Stated exercise – Look through the lines and report how many include the word "name", giving nothing but the number.

Records provided –
Begin

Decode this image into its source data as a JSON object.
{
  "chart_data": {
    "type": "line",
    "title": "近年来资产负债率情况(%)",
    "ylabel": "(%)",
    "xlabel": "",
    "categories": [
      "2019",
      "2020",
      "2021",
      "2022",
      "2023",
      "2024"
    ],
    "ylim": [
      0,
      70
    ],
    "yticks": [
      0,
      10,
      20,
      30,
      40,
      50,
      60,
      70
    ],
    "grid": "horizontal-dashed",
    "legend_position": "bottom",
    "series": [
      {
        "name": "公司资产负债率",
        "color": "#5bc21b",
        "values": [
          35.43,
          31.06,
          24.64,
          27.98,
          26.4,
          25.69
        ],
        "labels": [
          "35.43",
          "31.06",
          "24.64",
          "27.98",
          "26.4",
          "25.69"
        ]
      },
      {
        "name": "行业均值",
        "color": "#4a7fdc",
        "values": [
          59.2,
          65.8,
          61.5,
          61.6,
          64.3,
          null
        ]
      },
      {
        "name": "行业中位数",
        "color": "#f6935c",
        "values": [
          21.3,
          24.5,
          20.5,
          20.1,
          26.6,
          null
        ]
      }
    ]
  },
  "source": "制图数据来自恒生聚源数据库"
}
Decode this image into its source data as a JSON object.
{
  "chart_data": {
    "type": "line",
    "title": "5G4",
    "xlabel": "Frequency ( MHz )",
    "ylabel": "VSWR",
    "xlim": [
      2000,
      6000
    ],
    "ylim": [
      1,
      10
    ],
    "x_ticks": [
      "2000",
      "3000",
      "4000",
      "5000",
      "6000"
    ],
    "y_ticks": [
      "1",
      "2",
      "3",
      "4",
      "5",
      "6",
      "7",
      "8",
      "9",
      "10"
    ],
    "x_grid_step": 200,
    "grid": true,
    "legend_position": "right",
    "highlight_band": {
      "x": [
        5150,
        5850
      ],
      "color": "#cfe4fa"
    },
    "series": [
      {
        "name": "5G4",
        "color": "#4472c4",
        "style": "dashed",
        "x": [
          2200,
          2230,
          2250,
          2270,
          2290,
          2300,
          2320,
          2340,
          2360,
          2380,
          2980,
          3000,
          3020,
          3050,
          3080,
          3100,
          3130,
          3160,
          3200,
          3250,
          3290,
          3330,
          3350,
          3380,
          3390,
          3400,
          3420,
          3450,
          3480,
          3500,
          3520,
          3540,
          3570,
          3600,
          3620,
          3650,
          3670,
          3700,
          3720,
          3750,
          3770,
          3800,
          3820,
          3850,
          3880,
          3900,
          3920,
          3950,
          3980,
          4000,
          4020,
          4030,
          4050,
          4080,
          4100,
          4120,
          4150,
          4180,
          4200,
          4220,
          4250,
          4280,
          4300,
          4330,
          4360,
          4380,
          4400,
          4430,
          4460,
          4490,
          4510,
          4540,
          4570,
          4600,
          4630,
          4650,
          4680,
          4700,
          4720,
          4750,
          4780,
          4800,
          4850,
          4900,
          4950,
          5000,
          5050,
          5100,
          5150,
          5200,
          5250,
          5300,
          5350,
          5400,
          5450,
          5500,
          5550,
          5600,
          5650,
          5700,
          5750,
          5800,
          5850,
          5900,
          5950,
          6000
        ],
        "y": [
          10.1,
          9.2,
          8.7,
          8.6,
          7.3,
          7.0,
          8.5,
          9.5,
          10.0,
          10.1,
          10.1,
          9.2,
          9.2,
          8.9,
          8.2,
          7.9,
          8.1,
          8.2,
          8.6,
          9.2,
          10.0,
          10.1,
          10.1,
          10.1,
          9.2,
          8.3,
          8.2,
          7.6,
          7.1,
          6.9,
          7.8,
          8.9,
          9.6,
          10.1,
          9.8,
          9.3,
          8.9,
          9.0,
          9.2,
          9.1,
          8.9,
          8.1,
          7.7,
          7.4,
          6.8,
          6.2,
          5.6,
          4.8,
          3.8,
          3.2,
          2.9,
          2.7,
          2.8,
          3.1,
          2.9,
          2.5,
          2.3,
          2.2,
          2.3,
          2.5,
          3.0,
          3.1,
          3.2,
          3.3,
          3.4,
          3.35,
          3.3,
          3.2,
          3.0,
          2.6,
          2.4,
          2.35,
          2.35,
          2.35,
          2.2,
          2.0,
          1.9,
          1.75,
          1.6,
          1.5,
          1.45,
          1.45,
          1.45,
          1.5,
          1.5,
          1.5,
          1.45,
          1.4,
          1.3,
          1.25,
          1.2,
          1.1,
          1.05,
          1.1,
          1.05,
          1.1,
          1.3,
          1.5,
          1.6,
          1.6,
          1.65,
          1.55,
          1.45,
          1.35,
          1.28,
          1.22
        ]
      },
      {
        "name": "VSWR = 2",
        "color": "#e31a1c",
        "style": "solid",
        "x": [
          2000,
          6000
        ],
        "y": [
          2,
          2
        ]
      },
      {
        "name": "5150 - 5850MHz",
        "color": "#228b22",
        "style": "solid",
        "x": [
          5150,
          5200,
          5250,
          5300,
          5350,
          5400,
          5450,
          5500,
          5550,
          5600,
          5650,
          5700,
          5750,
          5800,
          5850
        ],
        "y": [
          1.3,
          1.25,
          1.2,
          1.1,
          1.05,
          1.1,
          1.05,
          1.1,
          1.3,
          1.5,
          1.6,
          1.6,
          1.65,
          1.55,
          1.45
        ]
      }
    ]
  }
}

End

Solution to the problem – 6